==== Exercise data ====

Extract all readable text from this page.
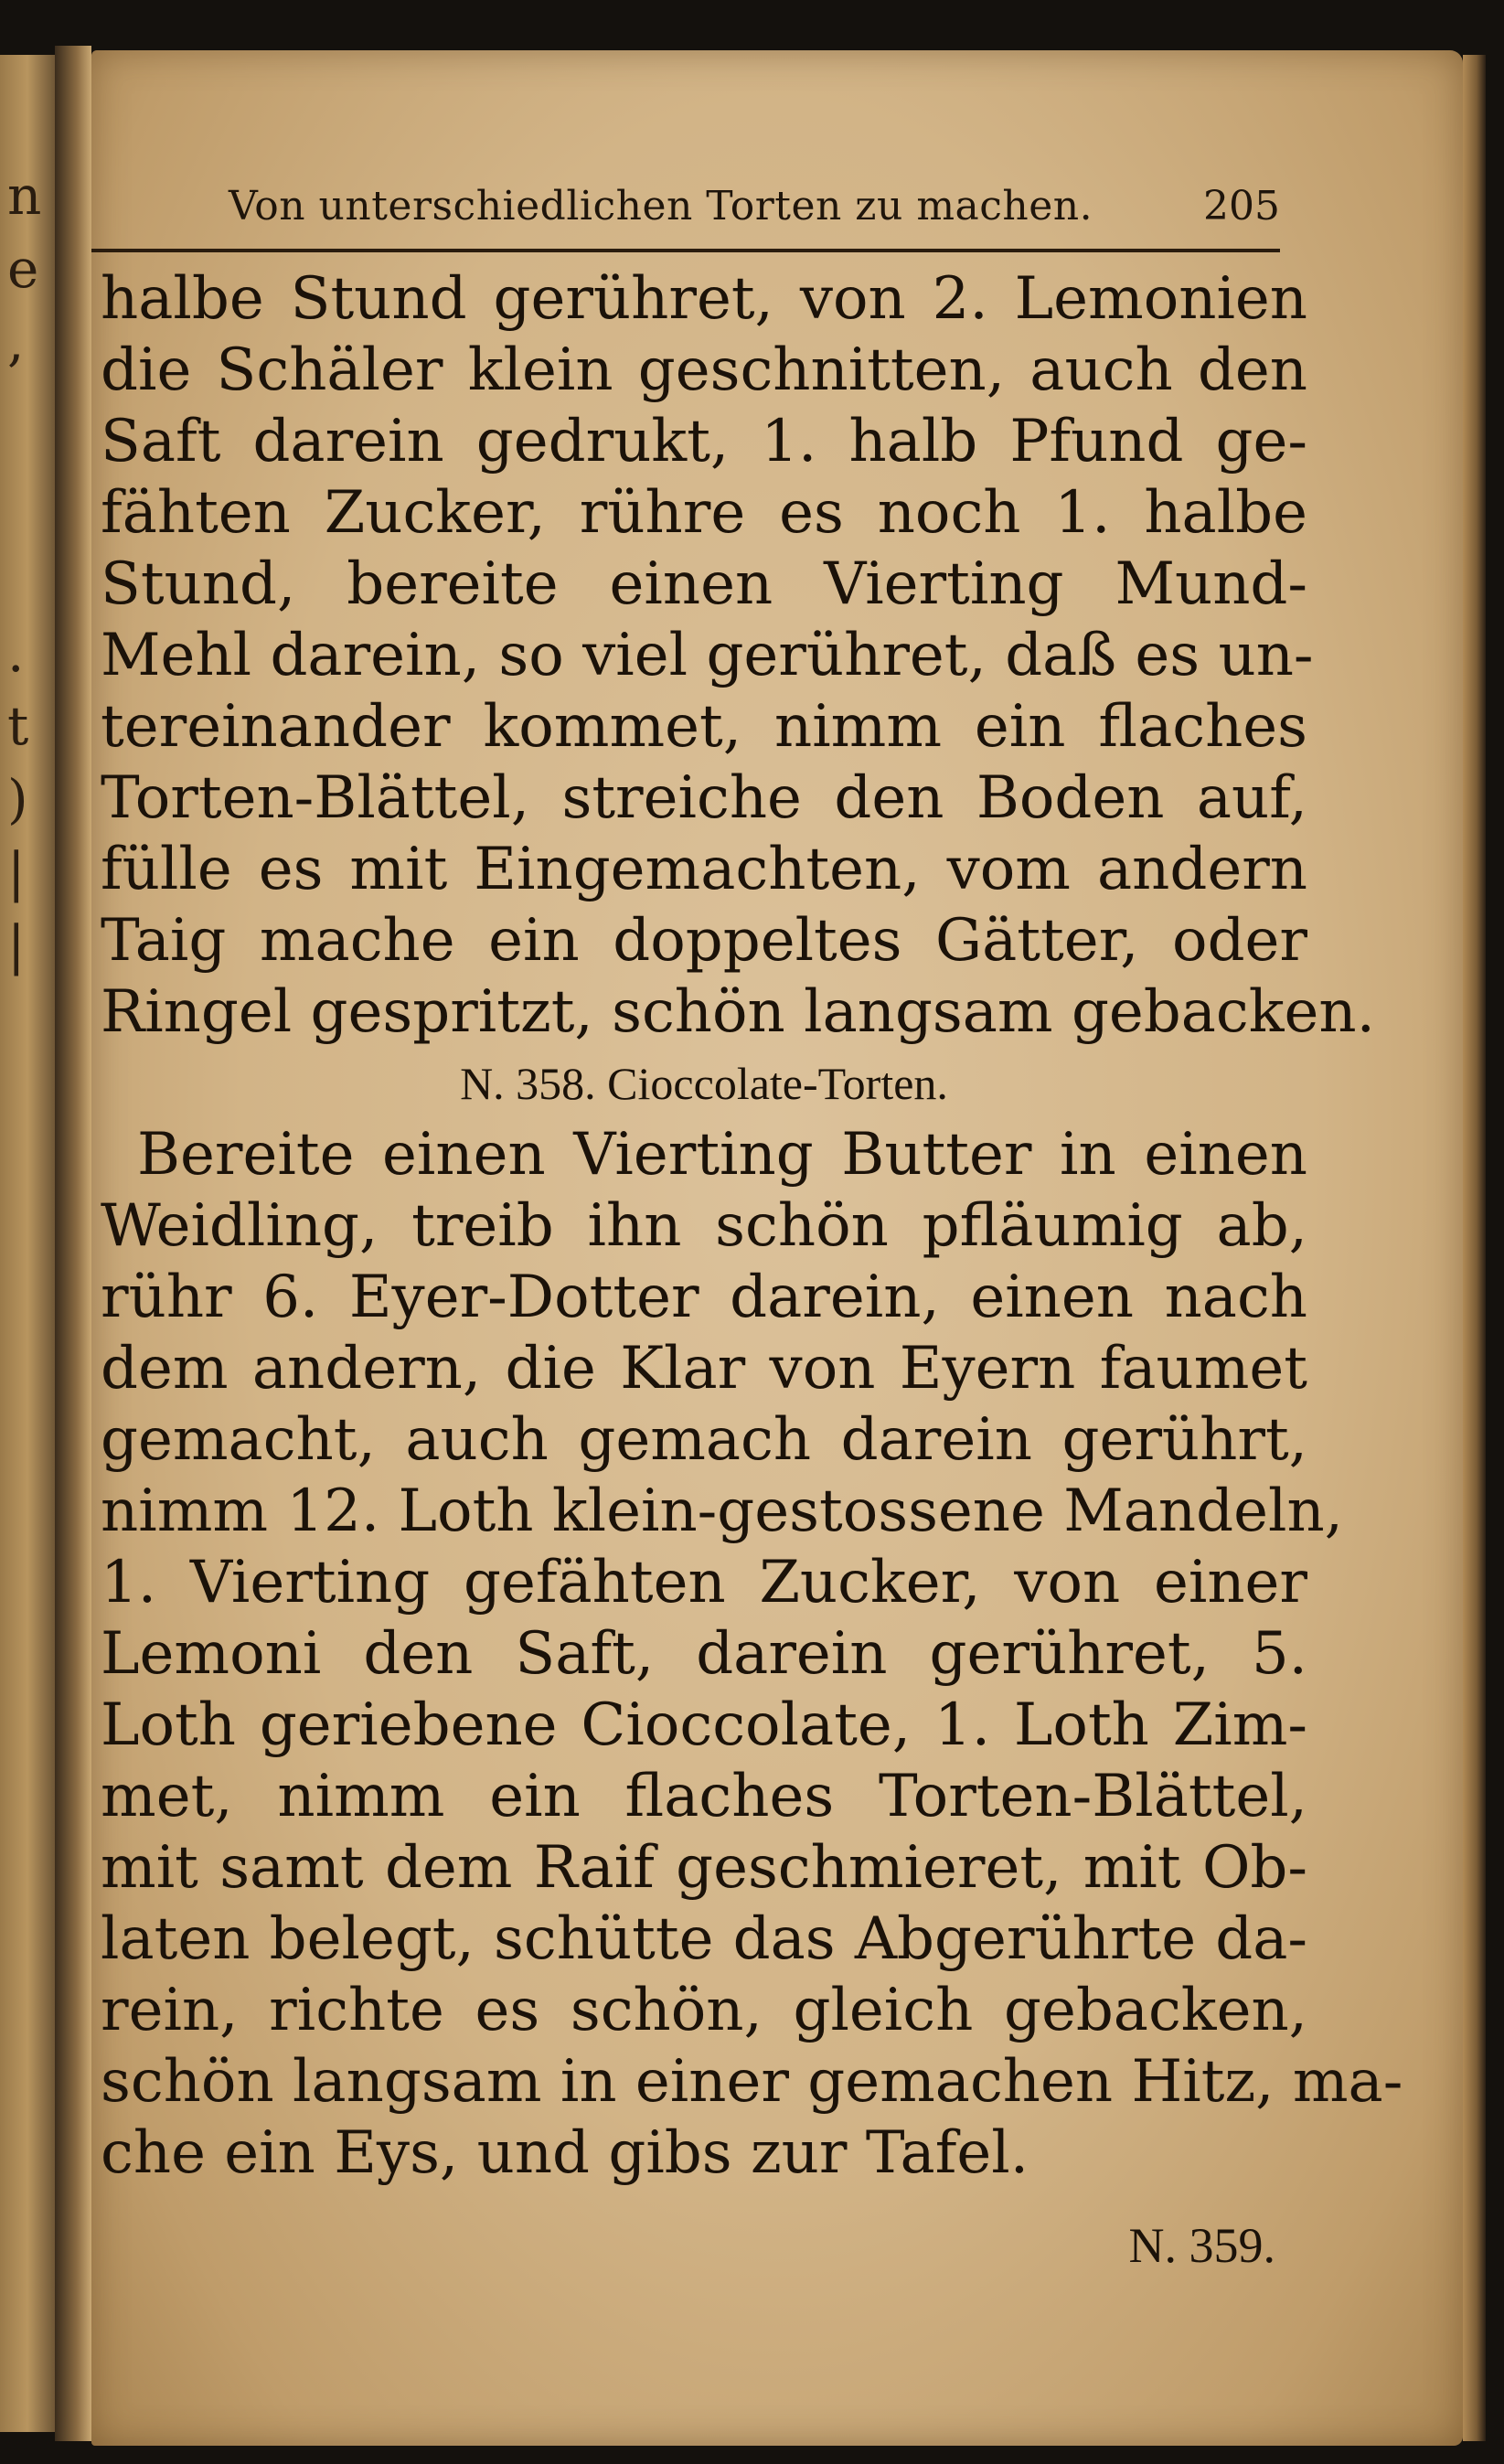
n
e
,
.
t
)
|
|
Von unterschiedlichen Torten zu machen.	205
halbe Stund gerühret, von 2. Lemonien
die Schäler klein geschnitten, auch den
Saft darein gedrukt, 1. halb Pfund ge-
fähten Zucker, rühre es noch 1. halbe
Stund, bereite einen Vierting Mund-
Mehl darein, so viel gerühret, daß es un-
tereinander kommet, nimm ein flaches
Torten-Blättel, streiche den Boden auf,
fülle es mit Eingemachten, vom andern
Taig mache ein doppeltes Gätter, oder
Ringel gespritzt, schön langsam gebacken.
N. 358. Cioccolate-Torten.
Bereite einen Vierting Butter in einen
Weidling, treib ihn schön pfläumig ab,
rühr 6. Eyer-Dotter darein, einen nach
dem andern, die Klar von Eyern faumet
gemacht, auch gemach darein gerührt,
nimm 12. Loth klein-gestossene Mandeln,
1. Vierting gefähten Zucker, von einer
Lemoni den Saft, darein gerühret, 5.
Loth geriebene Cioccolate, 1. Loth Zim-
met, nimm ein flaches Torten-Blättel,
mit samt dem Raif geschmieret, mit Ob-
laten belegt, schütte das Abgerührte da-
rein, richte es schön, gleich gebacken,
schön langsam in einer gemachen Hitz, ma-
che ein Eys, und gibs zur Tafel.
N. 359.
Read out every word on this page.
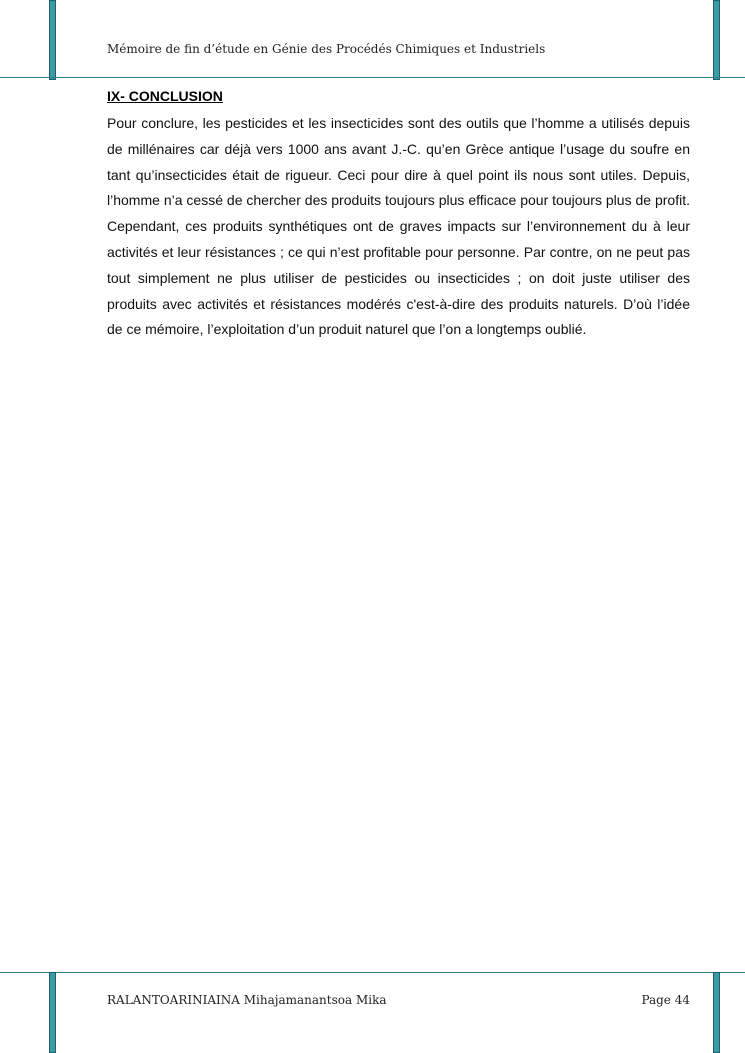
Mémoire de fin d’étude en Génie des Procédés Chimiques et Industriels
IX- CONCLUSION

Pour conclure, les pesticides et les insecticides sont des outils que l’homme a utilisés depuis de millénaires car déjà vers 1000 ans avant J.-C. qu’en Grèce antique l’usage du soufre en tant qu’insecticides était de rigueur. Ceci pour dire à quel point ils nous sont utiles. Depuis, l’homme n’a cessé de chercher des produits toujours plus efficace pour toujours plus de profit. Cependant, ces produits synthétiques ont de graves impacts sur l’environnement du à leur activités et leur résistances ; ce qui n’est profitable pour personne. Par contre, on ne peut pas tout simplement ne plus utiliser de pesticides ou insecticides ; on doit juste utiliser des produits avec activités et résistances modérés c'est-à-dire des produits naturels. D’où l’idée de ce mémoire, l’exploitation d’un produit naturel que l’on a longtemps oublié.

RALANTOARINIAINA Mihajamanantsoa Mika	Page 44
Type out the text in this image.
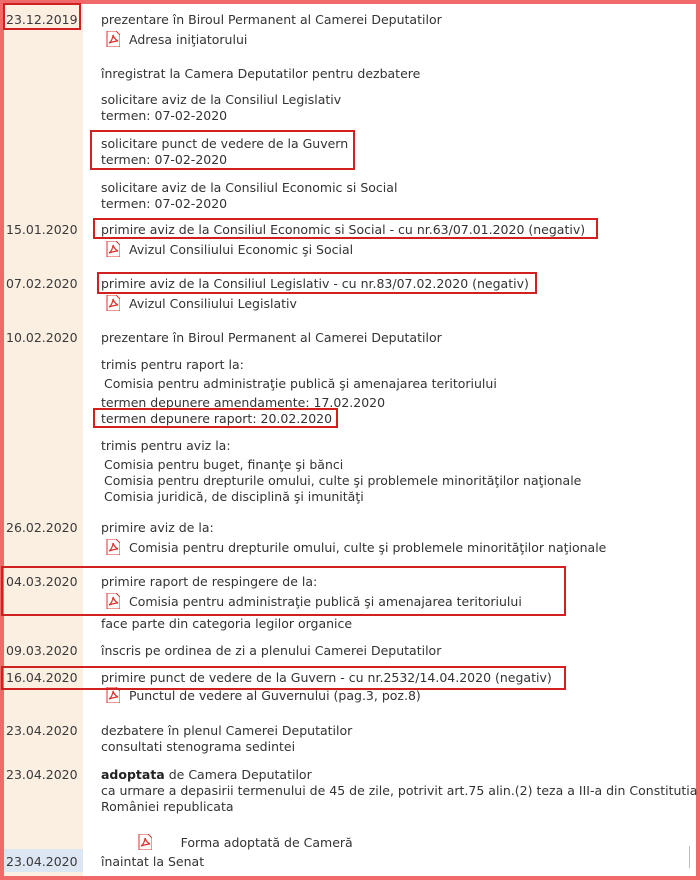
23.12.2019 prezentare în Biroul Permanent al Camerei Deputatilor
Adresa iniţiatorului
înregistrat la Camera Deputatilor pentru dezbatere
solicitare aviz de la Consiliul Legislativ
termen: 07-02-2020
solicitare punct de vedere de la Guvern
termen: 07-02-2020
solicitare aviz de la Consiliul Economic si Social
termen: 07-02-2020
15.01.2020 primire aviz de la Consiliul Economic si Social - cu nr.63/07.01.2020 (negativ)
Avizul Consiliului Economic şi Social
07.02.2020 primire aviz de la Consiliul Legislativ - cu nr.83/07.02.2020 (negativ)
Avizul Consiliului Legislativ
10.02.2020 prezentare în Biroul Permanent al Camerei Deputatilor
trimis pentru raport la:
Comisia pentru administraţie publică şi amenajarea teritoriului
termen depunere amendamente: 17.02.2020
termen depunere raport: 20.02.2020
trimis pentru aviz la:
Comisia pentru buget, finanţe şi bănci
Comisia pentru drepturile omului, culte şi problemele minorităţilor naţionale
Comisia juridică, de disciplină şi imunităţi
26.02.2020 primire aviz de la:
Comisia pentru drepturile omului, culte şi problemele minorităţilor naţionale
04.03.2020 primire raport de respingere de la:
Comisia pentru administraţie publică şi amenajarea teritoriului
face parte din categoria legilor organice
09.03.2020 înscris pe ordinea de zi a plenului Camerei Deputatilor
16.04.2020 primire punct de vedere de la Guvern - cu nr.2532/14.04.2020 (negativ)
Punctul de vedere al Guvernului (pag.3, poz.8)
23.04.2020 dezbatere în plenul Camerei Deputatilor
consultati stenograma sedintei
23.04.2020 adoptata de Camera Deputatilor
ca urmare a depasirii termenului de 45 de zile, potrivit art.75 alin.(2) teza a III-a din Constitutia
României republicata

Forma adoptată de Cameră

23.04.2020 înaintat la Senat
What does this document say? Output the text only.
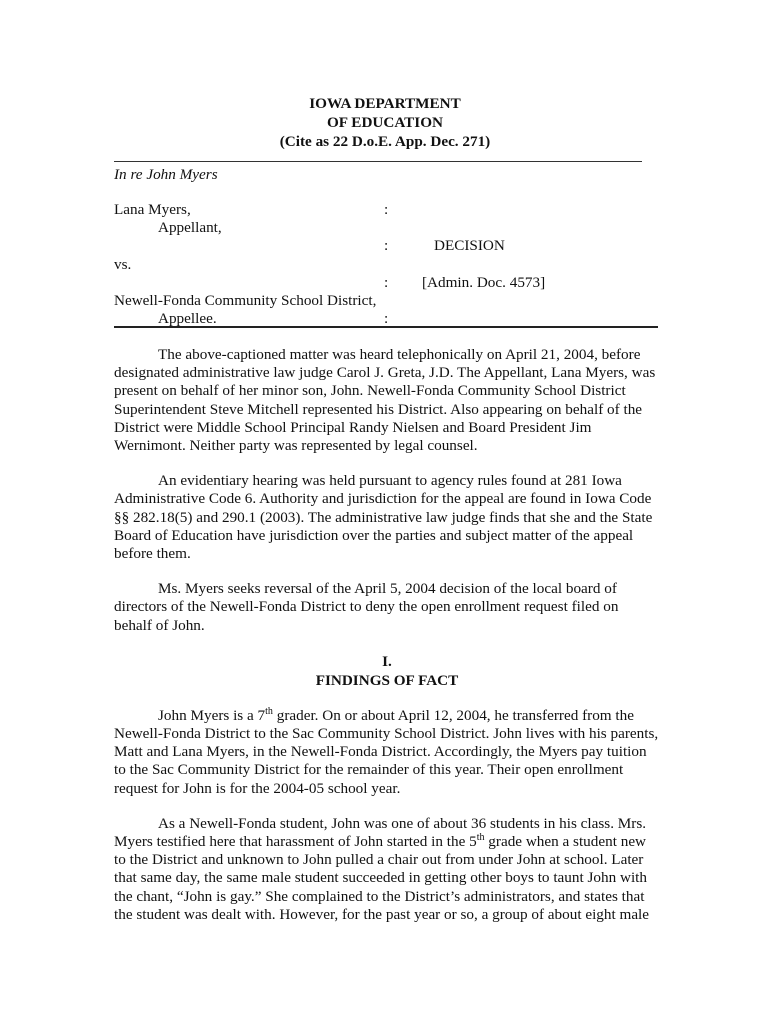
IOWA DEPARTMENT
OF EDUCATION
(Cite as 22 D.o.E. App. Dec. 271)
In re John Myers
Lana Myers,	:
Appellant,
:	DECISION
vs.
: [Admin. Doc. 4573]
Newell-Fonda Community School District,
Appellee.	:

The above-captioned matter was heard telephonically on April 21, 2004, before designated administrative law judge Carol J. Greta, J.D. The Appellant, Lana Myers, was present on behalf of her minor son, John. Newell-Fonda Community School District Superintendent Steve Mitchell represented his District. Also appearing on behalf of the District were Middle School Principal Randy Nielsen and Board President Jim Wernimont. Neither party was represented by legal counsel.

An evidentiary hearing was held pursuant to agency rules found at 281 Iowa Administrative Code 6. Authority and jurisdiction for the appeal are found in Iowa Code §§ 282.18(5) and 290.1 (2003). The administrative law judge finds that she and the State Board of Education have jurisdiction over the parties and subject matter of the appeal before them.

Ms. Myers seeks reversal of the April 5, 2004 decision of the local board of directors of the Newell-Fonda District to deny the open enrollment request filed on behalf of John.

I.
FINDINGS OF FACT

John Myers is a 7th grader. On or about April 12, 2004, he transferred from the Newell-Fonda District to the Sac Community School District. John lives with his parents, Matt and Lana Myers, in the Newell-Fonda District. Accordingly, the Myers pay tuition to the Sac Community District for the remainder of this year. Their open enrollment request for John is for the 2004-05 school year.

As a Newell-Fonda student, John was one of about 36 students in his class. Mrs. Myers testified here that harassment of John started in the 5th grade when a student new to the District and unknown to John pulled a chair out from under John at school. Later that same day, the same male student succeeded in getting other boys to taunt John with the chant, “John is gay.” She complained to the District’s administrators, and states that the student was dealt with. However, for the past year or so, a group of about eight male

====

◆ What is being asked ◆
From the data above, copy each line where the string "matter" appears.

◆ Reply ◆
The above-captioned matter was heard telephonically on April 21, 2004, before designated administrative law judge Carol J. Greta, J.D. The Appellant, Lana Myers, was present on behalf of her minor son, John. Newell-Fonda Community School District Superintendent Steve Mitchell represented his District. Also appearing on behalf of the District were Middle School Principal Randy Nielsen and Board President Jim Wernimont. Neither party was represented by legal counsel.
An evidentiary hearing was held pursuant to agency rules found at 281 Iowa Administrative Code 6. Authority and jurisdiction for the appeal are found in Iowa Code §§ 282.18(5) and 290.1 (2003). The administrative law judge finds that she and the State Board of Education have jurisdiction over the parties and subject matter of the appeal before them.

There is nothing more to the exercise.